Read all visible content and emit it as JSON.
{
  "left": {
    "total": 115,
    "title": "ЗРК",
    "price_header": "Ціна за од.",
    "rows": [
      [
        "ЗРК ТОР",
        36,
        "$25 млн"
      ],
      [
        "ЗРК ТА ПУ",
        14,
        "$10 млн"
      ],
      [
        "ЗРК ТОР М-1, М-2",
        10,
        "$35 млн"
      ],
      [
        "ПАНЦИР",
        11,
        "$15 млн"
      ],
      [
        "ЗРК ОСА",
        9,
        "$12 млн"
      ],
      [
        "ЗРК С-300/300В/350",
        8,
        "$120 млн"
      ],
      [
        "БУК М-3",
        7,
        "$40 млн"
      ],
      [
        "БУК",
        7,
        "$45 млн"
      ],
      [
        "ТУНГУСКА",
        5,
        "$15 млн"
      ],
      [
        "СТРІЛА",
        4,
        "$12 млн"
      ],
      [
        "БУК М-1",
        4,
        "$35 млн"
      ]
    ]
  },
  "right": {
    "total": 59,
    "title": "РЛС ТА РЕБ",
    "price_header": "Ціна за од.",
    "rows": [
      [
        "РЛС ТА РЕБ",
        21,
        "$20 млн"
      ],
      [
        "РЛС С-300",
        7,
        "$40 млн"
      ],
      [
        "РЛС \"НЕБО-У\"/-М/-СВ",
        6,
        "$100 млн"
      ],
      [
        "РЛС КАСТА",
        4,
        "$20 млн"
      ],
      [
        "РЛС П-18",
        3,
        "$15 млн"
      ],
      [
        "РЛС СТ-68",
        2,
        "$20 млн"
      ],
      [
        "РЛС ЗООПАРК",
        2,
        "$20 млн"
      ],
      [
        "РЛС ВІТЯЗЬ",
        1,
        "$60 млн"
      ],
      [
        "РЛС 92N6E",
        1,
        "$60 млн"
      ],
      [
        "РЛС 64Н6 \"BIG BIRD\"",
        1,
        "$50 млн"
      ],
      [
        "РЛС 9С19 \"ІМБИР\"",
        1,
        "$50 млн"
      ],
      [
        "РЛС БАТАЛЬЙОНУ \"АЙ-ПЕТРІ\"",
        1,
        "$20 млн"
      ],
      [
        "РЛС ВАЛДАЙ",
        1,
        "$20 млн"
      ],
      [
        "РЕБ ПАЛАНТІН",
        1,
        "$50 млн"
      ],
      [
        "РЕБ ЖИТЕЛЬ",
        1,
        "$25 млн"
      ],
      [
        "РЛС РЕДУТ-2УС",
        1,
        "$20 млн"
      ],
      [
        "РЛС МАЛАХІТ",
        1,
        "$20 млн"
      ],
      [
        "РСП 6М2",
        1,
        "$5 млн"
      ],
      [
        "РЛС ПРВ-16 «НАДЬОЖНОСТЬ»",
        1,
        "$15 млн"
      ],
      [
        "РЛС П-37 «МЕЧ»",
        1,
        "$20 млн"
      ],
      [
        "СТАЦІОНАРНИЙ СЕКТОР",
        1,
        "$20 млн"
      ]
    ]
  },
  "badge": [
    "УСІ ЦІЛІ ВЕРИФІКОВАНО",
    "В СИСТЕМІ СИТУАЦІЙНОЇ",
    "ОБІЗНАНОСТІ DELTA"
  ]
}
------------------------------------------------------------
Required work:
Go through the listing above and restate it word for word.

Written answer:
Read all visible content and emit it as JSON.
{
  "left": {
    "total": 115,
    "title": "ЗРК",
    "price_header": "Ціна за од.",
    "rows": [
      [
        "ЗРК ТОР",
        36,
        "$25 млн"
      ],
      [
        "ЗРК ТА ПУ",
        14,
        "$10 млн"
      ],
      [
        "ЗРК ТОР М-1, М-2",
        10,
        "$35 млн"
      ],
      [
        "ПАНЦИР",
        11,
        "$15 млн"
      ],
      [
        "ЗРК ОСА",
        9,
        "$12 млн"
      ],
      [
        "ЗРК С-300/300В/350",
        8,
        "$120 млн"
      ],
      [
        "БУК М-3",
        7,
        "$40 млн"
      ],
      [
        "БУК",
        7,
        "$45 млн"
      ],
      [
        "ТУНГУСКА",
        5,
        "$15 млн"
      ],
      [
        "СТРІЛА",
        4,
        "$12 млн"
      ],
      [
        "БУК М-1",
        4,
        "$35 млн"
      ]
    ]
  },
  "right": {
    "total": 59,
    "title": "РЛС ТА РЕБ",
    "price_header": "Ціна за од.",
    "rows": [
      [
        "РЛС ТА РЕБ",
        21,
        "$20 млн"
      ],
      [
        "РЛС С-300",
        7,
        "$40 млн"
      ],
      [
        "РЛС \"НЕБО-У\"/-М/-СВ",
        6,
        "$100 млн"
      ],
      [
        "РЛС КАСТА",
        4,
        "$20 млн"
      ],
      [
        "РЛС П-18",
        3,
        "$15 млн"
      ],
      [
        "РЛС СТ-68",
        2,
        "$20 млн"
      ],
      [
        "РЛС ЗООПАРК",
        2,
        "$20 млн"
      ],
      [
        "РЛС ВІТЯЗЬ",
        1,
        "$60 млн"
      ],
      [
        "РЛС 92N6E",
        1,
        "$60 млн"
      ],
      [
        "РЛС 64Н6 \"BIG BIRD\"",
        1,
        "$50 млн"
      ],
      [
        "РЛС 9С19 \"ІМБИР\"",
        1,
        "$50 млн"
      ],
      [
        "РЛС БАТАЛЬЙОНУ \"АЙ-ПЕТРІ\"",
        1,
        "$20 млн"
      ],
      [
        "РЛС ВАЛДАЙ",
        1,
        "$20 млн"
      ],
      [
        "РЕБ ПАЛАНТІН",
        1,
        "$50 млн"
      ],
      [
        "РЕБ ЖИТЕЛЬ",
        1,
        "$25 млн"
      ],
      [
        "РЛС РЕДУТ-2УС",
        1,
        "$20 млн"
      ],
      [
        "РЛС МАЛАХІТ",
        1,
        "$20 млн"
      ],
      [
        "РСП 6М2",
        1,
        "$5 млн"
      ],
      [
        "РЛС ПРВ-16 «НАДЬОЖНОСТЬ»",
        1,
        "$15 млн"
      ],
      [
        "РЛС П-37 «МЕЧ»",
        1,
        "$20 млн"
      ],
      [
        "СТАЦІОНАРНИЙ СЕКТОР",
        1,
        "$20 млн"
      ]
    ]
  },
  "badge": [
    "УСІ ЦІЛІ ВЕРИФІКОВАНО",
    "В СИСТЕМІ СИТУАЦІЙНОЇ",
    "ОБІЗНАНОСТІ DELTA"
  ]
}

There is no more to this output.